Problem details:
Select lines where the word "Loans" appears.

Exercise inputs:
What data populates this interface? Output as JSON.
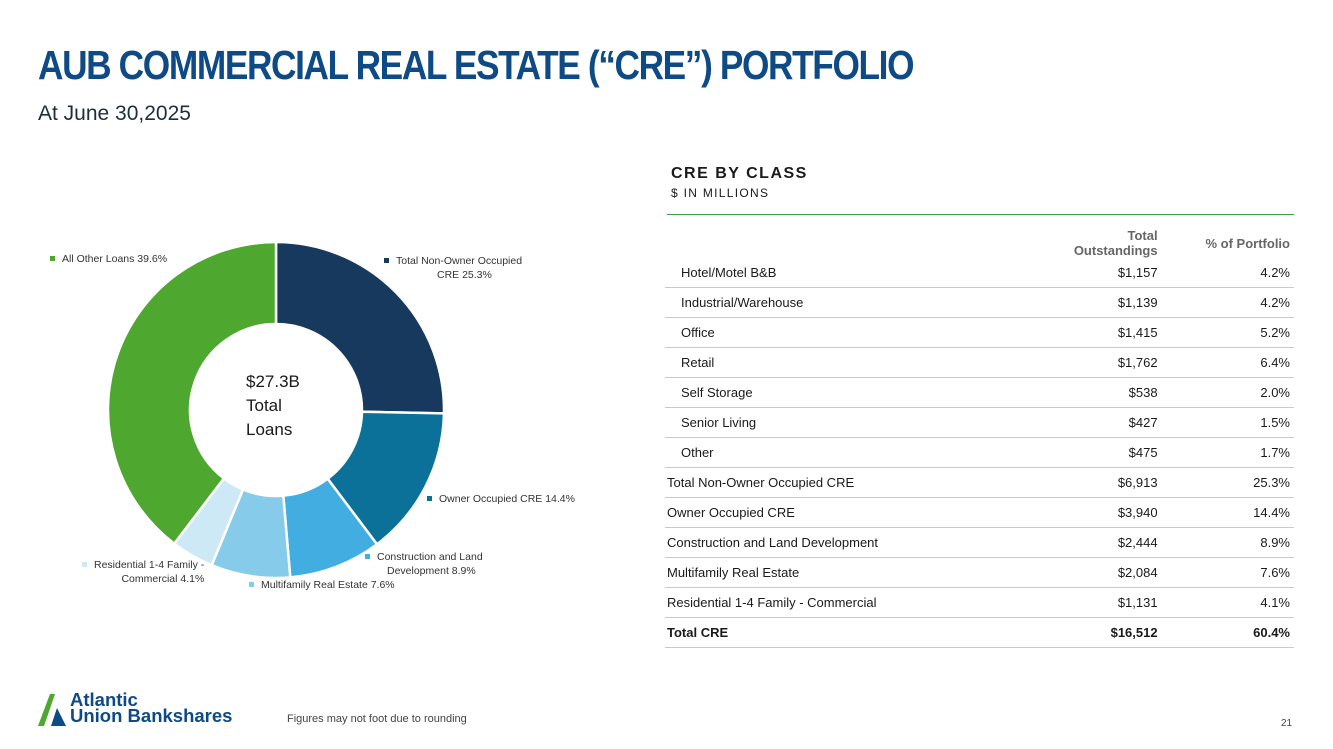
{
  "header": {
    "title": "AUB COMMERCIAL REAL ESTATE (“CRE”) PORTFOLIO",
    "subtitle": "At June 30,2025"
  },
  "table": {
    "title": "CRE BY CLASS",
    "subtitle": "$ IN MILLIONS",
    "columns": [
      "",
      "Total Outstandings",
      "% of Portfolio"
    ],
    "rows": [
      {
        "label": "Hotel/Motel B&B",
        "value": "$1,157",
        "pct": "4.2%"
      },
      {
        "label": "Industrial/Warehouse",
        "value": "$1,139",
        "pct": "4.2%"
      },
      {
        "label": "Office",
        "value": "$1,415",
        "pct": "5.2%"
      },
      {
        "label": "Retail",
        "value": "$1,762",
        "pct": "6.4%"
      },
      {
        "label": "Self Storage",
        "value": "$538",
        "pct": "2.0%"
      },
      {
        "label": "Senior Living",
        "value": "$427",
        "pct": "1.5%"
      },
      {
        "label": "Other",
        "value": "$475",
        "pct": "1.7%"
      },
      {
        "label": "Total Non-Owner Occupied CRE",
        "value": "$6,913",
        "pct": "25.3%"
      },
      {
        "label": "Owner Occupied CRE",
        "value": "$3,940",
        "pct": "14.4%"
      },
      {
        "label": "Construction and Land Development",
        "value": "$2,444",
        "pct": "8.9%"
      },
      {
        "label": "Multifamily Real Estate",
        "value": "$2,084",
        "pct": "7.6%"
      },
      {
        "label": "Residential 1-4 Family - Commercial",
        "value": "$1,131",
        "pct": "4.1%"
      },
      {
        "label": "Total CRE",
        "value": "$16,512",
        "pct": "60.4%"
      }
    ]
  },
  "chart_data": {
    "type": "pie",
    "donut": true,
    "center_label": [
      "$27.3B",
      "Total",
      "Loans"
    ],
    "slices": [
      {
        "label": "Total Non-Owner Occupied CRE",
        "label_lines": [
          "Total Non-Owner Occupied",
          "CRE 25.3%"
        ],
        "value": 25.3,
        "color": "#17395e"
      },
      {
        "label": "Owner Occupied CRE",
        "label_lines": [
          "Owner Occupied CRE 14.4%"
        ],
        "value": 14.4,
        "color": "#0b7199"
      },
      {
        "label": "Construction and Land Development",
        "label_lines": [
          "Construction and Land",
          "Development 8.9%"
        ],
        "value": 8.9,
        "color": "#41ade0"
      },
      {
        "label": "Multifamily Real Estate",
        "label_lines": [
          "Multifamily Real Estate 7.6%"
        ],
        "value": 7.6,
        "color": "#86cbea"
      },
      {
        "label": "Residential 1-4 Family - Commercial",
        "label_lines": [
          "Residential 1-4 Family -",
          "Commercial 4.1%"
        ],
        "value": 4.1,
        "color": "#cde9f6"
      },
      {
        "label": "All Other Loans",
        "label_lines": [
          "All Other Loans 39.6%"
        ],
        "value": 39.6,
        "color": "#4ea72e"
      }
    ]
  },
  "footer": {
    "note": "Figures may not foot due to rounding",
    "page": "21",
    "logo_line1": "Atlantic",
    "logo_line2": "Union Bankshares"
  }
}
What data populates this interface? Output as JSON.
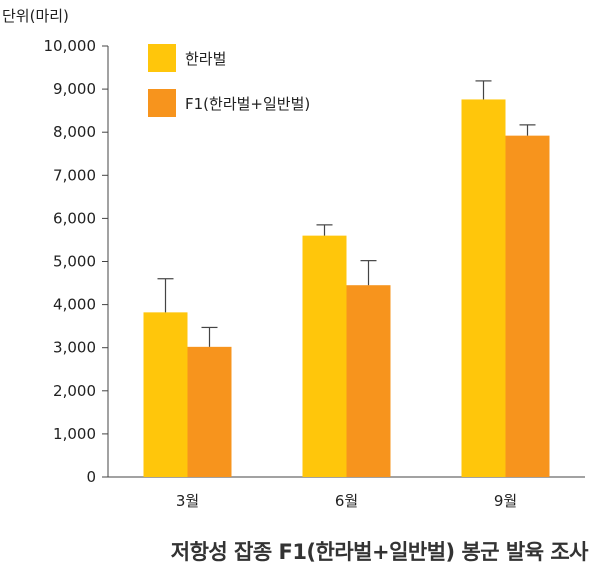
{
  "caption": "저항성 잡종 F1(한라벌+일반벌) 봉군 발육 조사",
  "chart_data": {
    "type": "bar",
    "unit_label": "단위(마리)",
    "categories": [
      "3월",
      "6월",
      "9월"
    ],
    "y_ticks": [
      "0",
      "1,000",
      "2,000",
      "3,000",
      "4,000",
      "5,000",
      "6,000",
      "7,000",
      "8,000",
      "9,000",
      "10,000"
    ],
    "ylim": [
      0,
      10000
    ],
    "legend_position": "top-left",
    "series": [
      {
        "name": "한라벌",
        "color": "#FFC60B",
        "values": [
          3820,
          5600,
          8760
        ],
        "error": [
          780,
          250,
          430
        ]
      },
      {
        "name": "F1(한라벌+일반벌)",
        "color": "#F7941D",
        "values": [
          3020,
          4450,
          7920
        ],
        "error": [
          450,
          570,
          250
        ]
      }
    ]
  }
}
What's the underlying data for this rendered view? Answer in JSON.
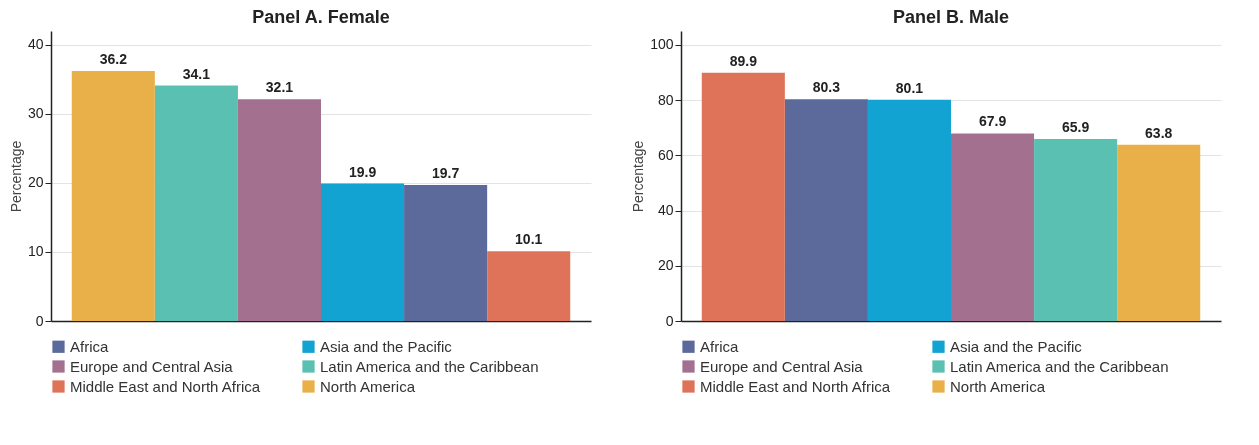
{
  "chart_data": [
    {
      "type": "bar",
      "title": "Panel A. Female",
      "ylabel": "Percentage",
      "categories": [
        null,
        null,
        null,
        null,
        null,
        null
      ],
      "ylim": [
        0,
        42
      ],
      "yticks": [
        0,
        10,
        20,
        30,
        40
      ],
      "grid": "y",
      "legend": "bottom",
      "data_labels": true,
      "series": [
        {
          "name": "Africa",
          "color": "#5b6a9a",
          "values": [
            null,
            null,
            null,
            null,
            19.7,
            null
          ]
        },
        {
          "name": "Asia and the Pacific",
          "color": "#12a3d3",
          "values": [
            null,
            null,
            null,
            19.9,
            null,
            null
          ]
        },
        {
          "name": "Europe and Central Asia",
          "color": "#a47090",
          "values": [
            null,
            null,
            32.1,
            null,
            null,
            null
          ]
        },
        {
          "name": "Latin America and the Caribbean",
          "color": "#5ac1b2",
          "values": [
            null,
            34.1,
            null,
            null,
            null,
            null
          ]
        },
        {
          "name": "Middle East and North Africa",
          "color": "#de735a",
          "values": [
            null,
            null,
            null,
            null,
            null,
            10.1
          ]
        },
        {
          "name": "North America",
          "color": "#e9b04a",
          "values": [
            36.2,
            null,
            null,
            null,
            null,
            null
          ]
        }
      ]
    },
    {
      "type": "bar",
      "title": "Panel B. Male",
      "ylabel": "Percentage",
      "categories": [
        null,
        null,
        null,
        null,
        null,
        null
      ],
      "ylim": [
        0,
        105
      ],
      "yticks": [
        0,
        20,
        40,
        60,
        80,
        100
      ],
      "grid": "y",
      "legend": "bottom",
      "data_labels": true,
      "series": [
        {
          "name": "Africa",
          "color": "#5b6a9a",
          "values": [
            null,
            80.3,
            null,
            null,
            null,
            null
          ]
        },
        {
          "name": "Asia and the Pacific",
          "color": "#12a3d3",
          "values": [
            null,
            null,
            80.1,
            null,
            null,
            null
          ]
        },
        {
          "name": "Europe and Central Asia",
          "color": "#a47090",
          "values": [
            null,
            null,
            null,
            67.9,
            null,
            null
          ]
        },
        {
          "name": "Latin America and the Caribbean",
          "color": "#5ac1b2",
          "values": [
            null,
            null,
            null,
            null,
            65.9,
            null
          ]
        },
        {
          "name": "Middle East and North Africa",
          "color": "#de735a",
          "values": [
            89.9,
            null,
            null,
            null,
            null,
            null
          ]
        },
        {
          "name": "North America",
          "color": "#e9b04a",
          "values": [
            null,
            null,
            null,
            null,
            null,
            63.8
          ]
        }
      ]
    }
  ]
}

Full output:
      "Loans"
        "label": "All Other Loans",
          "All Other Loans 39.6%"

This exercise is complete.